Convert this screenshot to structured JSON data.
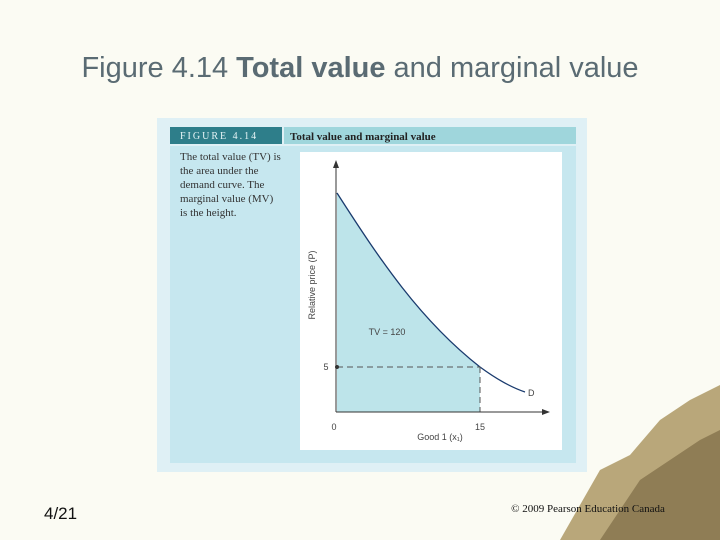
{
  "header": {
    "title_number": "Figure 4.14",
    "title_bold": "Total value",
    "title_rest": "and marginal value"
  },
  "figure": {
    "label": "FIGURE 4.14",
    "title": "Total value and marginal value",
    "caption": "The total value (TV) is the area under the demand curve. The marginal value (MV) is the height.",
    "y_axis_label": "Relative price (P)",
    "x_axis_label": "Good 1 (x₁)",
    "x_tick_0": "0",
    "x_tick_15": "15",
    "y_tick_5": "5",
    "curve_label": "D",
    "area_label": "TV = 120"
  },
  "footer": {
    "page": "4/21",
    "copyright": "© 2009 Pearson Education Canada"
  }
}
____
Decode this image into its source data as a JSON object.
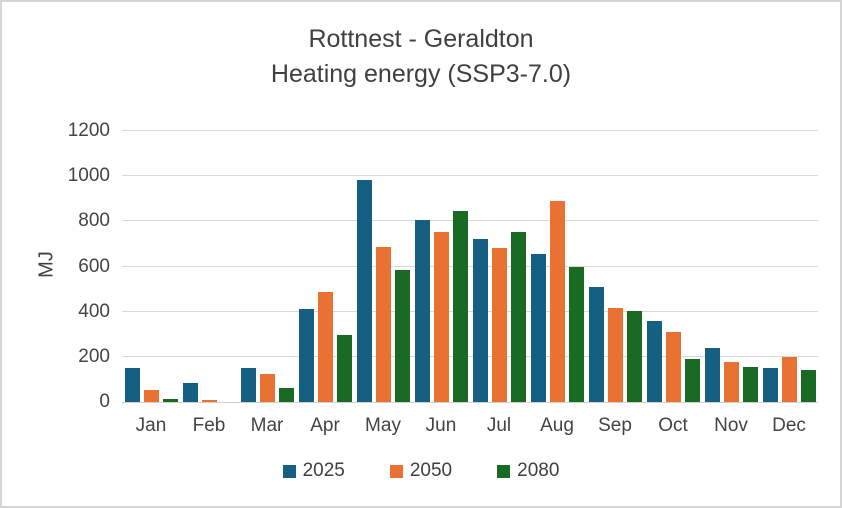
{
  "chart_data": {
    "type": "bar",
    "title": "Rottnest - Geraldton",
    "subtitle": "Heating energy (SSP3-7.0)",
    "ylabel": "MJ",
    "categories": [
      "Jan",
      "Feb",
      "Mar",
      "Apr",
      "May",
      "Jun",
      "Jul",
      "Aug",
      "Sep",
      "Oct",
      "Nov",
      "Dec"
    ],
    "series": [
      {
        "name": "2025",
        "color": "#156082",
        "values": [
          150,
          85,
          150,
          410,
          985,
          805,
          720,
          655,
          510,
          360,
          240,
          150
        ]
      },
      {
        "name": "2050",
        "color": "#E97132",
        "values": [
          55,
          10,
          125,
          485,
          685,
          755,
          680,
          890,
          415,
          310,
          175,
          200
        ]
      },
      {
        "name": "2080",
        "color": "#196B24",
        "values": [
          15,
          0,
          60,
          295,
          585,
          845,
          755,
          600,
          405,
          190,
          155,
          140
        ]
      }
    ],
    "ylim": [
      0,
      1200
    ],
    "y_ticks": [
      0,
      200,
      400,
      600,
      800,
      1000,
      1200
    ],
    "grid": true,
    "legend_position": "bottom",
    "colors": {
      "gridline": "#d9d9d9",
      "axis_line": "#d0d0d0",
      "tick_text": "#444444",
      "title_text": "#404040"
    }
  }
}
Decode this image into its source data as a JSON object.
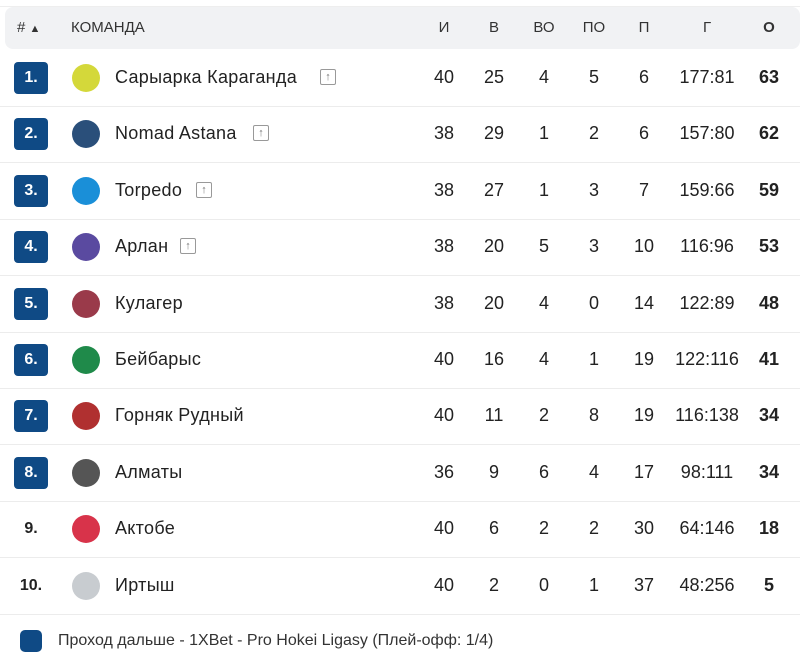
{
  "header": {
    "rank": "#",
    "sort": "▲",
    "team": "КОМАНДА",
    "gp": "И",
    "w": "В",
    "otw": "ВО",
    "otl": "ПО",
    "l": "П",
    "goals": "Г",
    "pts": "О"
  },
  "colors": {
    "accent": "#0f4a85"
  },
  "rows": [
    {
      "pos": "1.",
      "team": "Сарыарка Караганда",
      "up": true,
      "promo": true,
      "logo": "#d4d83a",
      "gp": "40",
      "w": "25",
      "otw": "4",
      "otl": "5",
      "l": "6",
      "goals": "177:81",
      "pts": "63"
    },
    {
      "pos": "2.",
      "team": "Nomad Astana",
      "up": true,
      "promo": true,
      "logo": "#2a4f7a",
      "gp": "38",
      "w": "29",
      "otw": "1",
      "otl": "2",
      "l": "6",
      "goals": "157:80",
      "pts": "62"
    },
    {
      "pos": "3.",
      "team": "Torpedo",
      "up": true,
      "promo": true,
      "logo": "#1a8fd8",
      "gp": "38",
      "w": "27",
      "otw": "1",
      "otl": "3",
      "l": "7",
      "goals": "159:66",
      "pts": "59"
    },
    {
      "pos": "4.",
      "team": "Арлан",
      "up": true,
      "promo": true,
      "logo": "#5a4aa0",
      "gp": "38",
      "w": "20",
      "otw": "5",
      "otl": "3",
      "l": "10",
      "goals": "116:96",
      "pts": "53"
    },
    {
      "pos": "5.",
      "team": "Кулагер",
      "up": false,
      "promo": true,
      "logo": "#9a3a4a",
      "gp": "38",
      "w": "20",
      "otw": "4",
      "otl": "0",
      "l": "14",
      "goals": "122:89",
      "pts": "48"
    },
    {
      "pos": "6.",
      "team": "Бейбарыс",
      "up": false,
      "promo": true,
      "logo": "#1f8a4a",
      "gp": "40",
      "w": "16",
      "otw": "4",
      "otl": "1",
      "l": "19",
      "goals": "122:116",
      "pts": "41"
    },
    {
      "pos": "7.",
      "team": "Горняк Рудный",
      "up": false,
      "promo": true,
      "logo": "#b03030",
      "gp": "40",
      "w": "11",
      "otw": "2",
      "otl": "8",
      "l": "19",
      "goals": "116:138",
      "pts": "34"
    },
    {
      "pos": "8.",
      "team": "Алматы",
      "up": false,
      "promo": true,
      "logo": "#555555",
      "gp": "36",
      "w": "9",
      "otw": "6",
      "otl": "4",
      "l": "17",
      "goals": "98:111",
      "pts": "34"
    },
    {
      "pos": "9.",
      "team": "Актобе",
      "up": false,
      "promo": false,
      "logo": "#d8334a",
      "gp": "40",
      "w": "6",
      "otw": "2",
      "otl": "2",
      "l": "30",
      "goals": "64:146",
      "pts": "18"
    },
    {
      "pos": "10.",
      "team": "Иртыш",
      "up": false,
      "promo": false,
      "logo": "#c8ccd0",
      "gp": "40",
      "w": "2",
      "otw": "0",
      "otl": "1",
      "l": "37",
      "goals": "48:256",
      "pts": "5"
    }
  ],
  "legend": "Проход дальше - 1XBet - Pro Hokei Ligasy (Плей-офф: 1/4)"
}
____
(Task brief)
List every line above containing the word "team".

(Solution for this exercise)
    "team": "КОМАНДА",
      "team": "Сарыарка Караганда",
      "team": "Nomad Astana",
      "team": "Torpedo",
      "team": "Арлан",
      "team": "Кулагер",
      "team": "Бейбарыс",
      "team": "Горняк Рудный",
      "team": "Алматы",
      "team": "Актобе",
      "team": "Иртыш",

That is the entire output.